O QUE SE PEDE: Reproduza sem nenhuma alteração a parte da resenha do filme que vai de "Philippe pede transferência" até "vai a restaurantes.".

TRECHO EXTRAÍDO:
______

Philippe pede transferência para a Riviera Francesa, quer impressionar sua mulher e engatar um casamento que não vai lá muito bem. Desastrado, finge ser cadeirante. Quando consegue a ambicionada transferência, esquece, levanta da cadeira e cumprimenta o fiscal. Uma gafe daquelas! Risos e mais risos!

A transferência sai para o norte, para Pas de Calais . Todos odeiam o norte. Todos temem Pas de Calais. É muito frio, escurece às três da tarde, faz zero graus de temperatura, ou temperaturas negativas, -20, -30, -40. Os dedos ficam tão gelados que podem ser cortados! Ninguém se diverte, ninguém vai a restaurantes.

Os franceses se divertiram mais do que nós, por conta das gags relacionadas às diferentes formas de linguagem, entre norte e sul, em particular no que se refere ao dialeto "ch'ti" falado no norte.

Em geral as coisas não são tão feias quanto parecem. Pas de Calais não é o fim do mundo. Phillipe descobre que até é divertido! E agora? Como explicar ao filho que ele não irá perder os dedos, que não anoitece tão cedo e que é tão bom beber e conversar com todos? Ser bem recebido em cada casa? Phillipe tenta explicar para a esposa. Ela não ouve. Ele mente! Mente para a mulher. Afinal, porque é tão bom ser casado só no fim de semana?

Com muita sutileza, o filme fala de nossa incapacidade para vencer nossos medos, que teimam em nos dominar, que teimam em nos cegar.

Philippe pensa que Antoine, o colega que o acolhe em casa, é gay. Até aí vai muita risada. Antoine tem "medo" da mãe. Teme que a mãe não aprove seu desejo de sair de casa, de casar ou namorara simplesmente. Finge que é gay achando assim que está agradando à mãe. Antoine tem medo de enfrentar seus problemas.

E você? Pensou nos seus medos? Pensou algum dia em enfrentá-los? Você sabia que eles parecem maiores frente nossa indecisão? Tudo parece negro e sombrio.... Você é daquelas pessoas que têm medo da empregada? Tem medo da mãe? da filha? Do marido? Tem medo do chefe? Ou tem medo do que eles possam fazer com você? Tem medo que eles deixem de amá-lo? Se é que o amaram algum dia? Por isso finge que não vê. Finge para si mesmo. Você sabia que a sua empregada dormia na sua cama, na sua ausência, não é mesmo? E agora? Resta apenas vencer o medo e enfrentá-lo!

Não deixe de assistir a esta comédia que é um dos filmes mais assistidos na França. Para ver o que nossos heróis terão que fazer para enfrentar seus medos.

______

LISTAGEM:
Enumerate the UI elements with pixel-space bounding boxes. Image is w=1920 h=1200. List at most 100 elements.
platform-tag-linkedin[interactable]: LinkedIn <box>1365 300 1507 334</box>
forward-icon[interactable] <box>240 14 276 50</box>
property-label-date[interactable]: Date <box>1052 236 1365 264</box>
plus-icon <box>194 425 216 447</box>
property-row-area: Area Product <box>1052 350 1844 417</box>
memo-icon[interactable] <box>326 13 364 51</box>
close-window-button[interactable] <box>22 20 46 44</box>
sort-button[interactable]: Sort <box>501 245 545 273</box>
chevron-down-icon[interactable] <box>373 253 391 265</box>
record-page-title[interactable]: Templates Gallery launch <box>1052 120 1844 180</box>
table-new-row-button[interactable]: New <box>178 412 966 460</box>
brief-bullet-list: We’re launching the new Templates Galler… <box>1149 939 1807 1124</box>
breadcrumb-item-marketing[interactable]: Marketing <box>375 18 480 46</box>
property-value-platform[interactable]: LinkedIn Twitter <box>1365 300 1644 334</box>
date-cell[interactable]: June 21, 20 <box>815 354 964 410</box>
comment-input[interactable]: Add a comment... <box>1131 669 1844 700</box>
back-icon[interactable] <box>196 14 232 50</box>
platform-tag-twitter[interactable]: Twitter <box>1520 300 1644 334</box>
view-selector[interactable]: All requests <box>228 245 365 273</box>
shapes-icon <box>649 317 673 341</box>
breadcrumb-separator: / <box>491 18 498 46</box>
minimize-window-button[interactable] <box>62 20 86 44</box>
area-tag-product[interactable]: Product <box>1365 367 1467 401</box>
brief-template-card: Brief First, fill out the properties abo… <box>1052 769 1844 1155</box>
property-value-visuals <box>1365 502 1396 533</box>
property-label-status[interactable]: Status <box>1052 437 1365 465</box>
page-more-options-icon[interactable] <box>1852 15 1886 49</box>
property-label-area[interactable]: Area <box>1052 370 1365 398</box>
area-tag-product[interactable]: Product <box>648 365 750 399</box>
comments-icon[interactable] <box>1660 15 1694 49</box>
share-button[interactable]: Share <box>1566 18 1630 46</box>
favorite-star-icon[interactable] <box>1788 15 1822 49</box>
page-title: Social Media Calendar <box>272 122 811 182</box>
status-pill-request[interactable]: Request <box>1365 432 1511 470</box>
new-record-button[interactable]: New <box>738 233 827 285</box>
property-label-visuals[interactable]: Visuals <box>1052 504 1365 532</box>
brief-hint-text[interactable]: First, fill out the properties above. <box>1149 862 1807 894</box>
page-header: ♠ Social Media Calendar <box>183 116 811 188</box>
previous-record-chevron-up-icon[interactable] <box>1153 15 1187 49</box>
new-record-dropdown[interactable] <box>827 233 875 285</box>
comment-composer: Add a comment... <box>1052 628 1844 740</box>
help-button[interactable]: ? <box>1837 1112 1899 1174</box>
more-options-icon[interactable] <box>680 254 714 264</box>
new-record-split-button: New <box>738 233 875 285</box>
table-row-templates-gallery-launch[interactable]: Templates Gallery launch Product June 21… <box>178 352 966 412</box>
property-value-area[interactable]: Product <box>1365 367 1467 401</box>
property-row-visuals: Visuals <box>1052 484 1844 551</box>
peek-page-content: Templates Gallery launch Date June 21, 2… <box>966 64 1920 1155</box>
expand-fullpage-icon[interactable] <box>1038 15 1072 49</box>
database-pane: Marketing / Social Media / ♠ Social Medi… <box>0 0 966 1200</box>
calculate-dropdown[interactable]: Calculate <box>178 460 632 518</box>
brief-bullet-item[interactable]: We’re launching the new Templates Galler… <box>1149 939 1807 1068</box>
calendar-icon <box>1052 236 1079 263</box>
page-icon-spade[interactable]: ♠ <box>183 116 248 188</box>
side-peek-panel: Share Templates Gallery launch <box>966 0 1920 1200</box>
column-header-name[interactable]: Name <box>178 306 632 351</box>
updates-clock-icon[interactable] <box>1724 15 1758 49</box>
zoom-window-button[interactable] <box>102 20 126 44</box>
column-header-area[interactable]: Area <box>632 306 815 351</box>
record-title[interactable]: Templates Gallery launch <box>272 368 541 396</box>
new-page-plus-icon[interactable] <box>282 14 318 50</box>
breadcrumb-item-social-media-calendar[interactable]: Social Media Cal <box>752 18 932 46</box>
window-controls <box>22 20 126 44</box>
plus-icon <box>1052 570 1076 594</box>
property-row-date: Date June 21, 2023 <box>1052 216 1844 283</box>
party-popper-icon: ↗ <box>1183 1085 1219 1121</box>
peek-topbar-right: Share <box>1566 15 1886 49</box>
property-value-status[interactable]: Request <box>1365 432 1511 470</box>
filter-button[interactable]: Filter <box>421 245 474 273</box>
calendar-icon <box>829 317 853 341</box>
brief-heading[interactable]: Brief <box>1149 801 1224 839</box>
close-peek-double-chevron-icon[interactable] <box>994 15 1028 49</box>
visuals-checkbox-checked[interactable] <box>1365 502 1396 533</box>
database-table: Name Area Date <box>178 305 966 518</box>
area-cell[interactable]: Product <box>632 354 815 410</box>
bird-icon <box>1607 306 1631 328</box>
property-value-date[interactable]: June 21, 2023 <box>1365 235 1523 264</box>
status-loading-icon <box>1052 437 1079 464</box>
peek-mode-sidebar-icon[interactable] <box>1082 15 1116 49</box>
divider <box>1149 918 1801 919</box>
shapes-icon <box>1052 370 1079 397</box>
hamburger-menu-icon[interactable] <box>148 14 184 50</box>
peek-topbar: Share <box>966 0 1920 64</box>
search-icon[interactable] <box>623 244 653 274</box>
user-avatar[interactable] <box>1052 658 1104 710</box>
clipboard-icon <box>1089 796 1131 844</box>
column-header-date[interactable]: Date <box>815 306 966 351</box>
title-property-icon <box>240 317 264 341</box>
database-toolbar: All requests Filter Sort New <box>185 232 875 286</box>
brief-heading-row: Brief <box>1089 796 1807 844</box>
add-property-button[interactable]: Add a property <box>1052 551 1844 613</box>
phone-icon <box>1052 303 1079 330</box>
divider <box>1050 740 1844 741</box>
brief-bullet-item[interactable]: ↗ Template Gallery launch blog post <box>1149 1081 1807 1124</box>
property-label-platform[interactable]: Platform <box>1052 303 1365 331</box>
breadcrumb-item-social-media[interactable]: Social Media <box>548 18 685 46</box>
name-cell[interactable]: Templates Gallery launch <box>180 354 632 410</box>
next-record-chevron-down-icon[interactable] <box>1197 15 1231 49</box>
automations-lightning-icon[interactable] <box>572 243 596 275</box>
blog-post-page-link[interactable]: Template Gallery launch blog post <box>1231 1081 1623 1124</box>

______

RESULTADO:
Philippe pede transferência para a Riviera Francesa, quer impressionar sua mulher e engatar um casamento que não vai lá muito bem. Desastrado, finge ser cadeirante. Quando consegue a ambicionada transferência, esquece, levanta da cadeira e cumprimenta o fiscal. Uma gafe daquelas! Risos e mais risos!

A transferência sai para o norte, para Pas de Calais . Todos odeiam o norte. Todos temem Pas de Calais. É muito frio, escurece às três da tarde, faz zero graus de temperatura, ou temperaturas negativas, -20, -30, -40. Os dedos ficam tão gelados que podem ser cortados! Ninguém se diverte, ninguém vai a restaurantes.